#### OBJECTIVE
Scan the data. Collect each line that contains the word "cheque".

#### EXERCISE INPUT
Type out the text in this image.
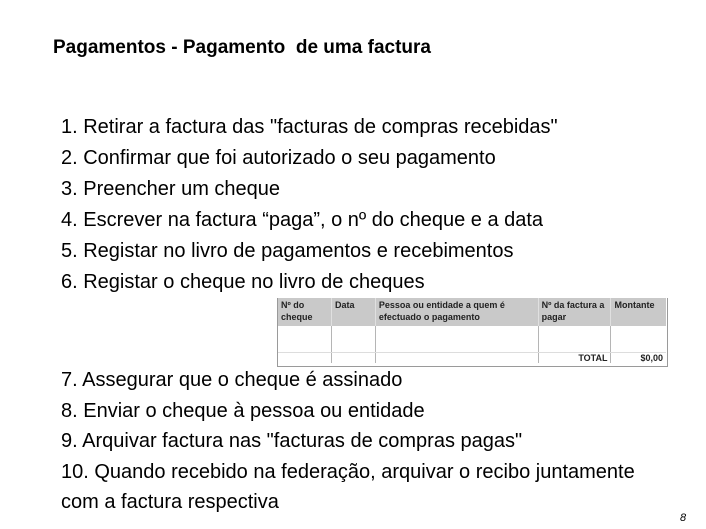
Pagamentos - Pagamento  de uma factura
1. Retirar a factura das "facturas de compras recebidas"
2. Confirmar que foi autorizado o seu pagamento
3. Preencher um cheque
4. Escrever na factura “paga”, o nº do cheque e a data
5. Registar no livro de pagamentos e recebimentos
6. Registar o cheque no livro de cheques
Nº do cheque	Data	Pessoa ou entidade a quem é efectuado o pagamento	Nº da factura a pagar	Montante

			TOTAL	$0,00
7. Assegurar que o cheque é assinado
8. Enviar o cheque à pessoa ou entidade
9. Arquivar factura nas "facturas de compras pagas"
10. Quando recebido na federação, arquivar o recibo juntamente com a factura respectiva
8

#### RESPONSE
3. Preencher um cheque
4. Escrever na factura “paga”, o nº do cheque e a data
6. Registar o cheque no livro de cheques
Nº do cheque	Data	Pessoa ou entidade a quem é efectuado o pagamento	Nº da factura a pagar	Montante
7. Assegurar que o cheque é assinado
8. Enviar o cheque à pessoa ou entidade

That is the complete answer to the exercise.